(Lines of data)
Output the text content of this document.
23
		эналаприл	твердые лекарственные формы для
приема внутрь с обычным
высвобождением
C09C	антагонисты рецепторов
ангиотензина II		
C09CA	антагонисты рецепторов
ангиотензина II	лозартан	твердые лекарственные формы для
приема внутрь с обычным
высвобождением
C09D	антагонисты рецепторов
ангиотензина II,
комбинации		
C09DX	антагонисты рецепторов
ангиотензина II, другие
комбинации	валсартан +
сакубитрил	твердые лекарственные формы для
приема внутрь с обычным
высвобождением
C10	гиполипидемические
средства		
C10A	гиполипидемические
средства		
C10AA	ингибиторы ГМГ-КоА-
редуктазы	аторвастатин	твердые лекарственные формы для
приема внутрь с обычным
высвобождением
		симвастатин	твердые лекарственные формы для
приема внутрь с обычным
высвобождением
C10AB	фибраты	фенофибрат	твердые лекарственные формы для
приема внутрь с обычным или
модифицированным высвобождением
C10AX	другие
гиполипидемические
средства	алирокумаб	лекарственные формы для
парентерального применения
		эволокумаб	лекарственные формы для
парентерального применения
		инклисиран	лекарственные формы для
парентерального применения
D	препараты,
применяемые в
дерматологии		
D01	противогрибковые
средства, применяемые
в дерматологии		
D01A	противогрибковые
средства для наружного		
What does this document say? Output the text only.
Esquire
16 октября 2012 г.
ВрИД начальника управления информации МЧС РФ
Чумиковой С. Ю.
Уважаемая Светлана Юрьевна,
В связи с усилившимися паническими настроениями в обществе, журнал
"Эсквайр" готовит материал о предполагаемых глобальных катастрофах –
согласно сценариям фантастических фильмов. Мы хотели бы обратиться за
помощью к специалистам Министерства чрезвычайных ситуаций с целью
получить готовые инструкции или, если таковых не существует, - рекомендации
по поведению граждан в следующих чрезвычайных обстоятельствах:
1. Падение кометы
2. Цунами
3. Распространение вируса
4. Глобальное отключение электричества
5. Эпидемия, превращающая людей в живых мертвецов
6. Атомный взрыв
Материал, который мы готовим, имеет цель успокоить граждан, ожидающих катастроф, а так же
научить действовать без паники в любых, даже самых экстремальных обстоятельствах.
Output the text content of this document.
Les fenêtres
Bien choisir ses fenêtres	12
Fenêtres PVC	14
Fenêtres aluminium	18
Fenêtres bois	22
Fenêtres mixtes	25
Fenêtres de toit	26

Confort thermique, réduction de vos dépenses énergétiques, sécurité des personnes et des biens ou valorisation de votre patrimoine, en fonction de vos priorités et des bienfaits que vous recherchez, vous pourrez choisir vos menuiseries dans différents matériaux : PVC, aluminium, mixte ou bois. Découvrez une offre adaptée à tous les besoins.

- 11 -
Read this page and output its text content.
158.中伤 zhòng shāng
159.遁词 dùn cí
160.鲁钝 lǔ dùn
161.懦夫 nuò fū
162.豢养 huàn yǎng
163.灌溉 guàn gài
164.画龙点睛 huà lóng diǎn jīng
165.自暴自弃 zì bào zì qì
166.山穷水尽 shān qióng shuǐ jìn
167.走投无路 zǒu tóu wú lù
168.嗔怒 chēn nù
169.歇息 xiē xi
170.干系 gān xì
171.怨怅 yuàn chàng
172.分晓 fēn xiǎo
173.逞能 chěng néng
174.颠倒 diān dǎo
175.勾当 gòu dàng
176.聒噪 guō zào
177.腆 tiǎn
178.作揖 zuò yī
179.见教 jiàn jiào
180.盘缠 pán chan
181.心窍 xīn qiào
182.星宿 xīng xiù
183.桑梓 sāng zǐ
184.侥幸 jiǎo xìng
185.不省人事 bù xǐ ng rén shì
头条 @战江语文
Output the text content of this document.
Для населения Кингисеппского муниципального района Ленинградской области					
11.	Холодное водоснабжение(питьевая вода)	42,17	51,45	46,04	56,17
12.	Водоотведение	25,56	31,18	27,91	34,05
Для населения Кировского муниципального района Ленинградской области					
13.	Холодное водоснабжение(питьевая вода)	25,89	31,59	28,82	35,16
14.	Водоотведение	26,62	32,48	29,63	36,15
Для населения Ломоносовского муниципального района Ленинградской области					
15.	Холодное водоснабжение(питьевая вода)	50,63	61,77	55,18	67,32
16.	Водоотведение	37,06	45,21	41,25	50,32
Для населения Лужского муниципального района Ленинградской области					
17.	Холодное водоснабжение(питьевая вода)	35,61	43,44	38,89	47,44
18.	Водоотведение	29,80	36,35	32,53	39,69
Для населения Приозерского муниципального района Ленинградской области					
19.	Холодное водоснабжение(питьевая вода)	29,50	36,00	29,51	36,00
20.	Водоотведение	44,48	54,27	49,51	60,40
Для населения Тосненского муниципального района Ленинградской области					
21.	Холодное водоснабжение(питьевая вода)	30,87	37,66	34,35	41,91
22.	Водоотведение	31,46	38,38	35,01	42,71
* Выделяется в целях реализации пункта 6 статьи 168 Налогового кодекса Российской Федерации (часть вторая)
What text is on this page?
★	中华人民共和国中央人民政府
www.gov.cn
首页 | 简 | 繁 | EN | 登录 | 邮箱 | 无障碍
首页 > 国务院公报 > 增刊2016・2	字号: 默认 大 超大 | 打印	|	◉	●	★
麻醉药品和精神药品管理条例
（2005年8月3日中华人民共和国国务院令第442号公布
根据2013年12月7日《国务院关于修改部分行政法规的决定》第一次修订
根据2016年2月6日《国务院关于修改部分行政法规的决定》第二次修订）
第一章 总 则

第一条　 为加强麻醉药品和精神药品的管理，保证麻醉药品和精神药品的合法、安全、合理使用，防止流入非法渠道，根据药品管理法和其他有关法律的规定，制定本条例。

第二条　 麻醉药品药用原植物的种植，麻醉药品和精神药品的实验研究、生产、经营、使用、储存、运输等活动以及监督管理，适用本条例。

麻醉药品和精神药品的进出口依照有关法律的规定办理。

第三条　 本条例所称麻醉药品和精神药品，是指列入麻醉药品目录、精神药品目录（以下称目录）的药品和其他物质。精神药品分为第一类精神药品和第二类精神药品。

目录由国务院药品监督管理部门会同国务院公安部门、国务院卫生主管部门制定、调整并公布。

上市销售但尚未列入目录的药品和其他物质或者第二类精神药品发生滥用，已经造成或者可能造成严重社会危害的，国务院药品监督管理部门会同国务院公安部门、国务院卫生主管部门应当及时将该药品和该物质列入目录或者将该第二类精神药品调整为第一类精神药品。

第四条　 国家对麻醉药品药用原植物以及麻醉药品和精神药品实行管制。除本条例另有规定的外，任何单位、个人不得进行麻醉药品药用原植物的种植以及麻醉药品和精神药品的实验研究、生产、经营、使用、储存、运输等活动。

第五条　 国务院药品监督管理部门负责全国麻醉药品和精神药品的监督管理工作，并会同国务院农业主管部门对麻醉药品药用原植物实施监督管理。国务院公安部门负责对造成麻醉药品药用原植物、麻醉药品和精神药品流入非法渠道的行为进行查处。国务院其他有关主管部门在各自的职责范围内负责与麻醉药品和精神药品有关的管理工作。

▶ Do this:
Copy out each line in the preceding records that contains "области".

▶ Finished task:
Для населения Кингисеппского муниципального района Ленинградской области					
Для населения Кировского муниципального района Ленинградской области					
Для населения Ломоносовского муниципального района Ленинградской области					
Для населения Лужского муниципального района Ленинградской области					
Для населения Приозерского муниципального района Ленинградской области					
Для населения Тосненского муниципального района Ленинградской области					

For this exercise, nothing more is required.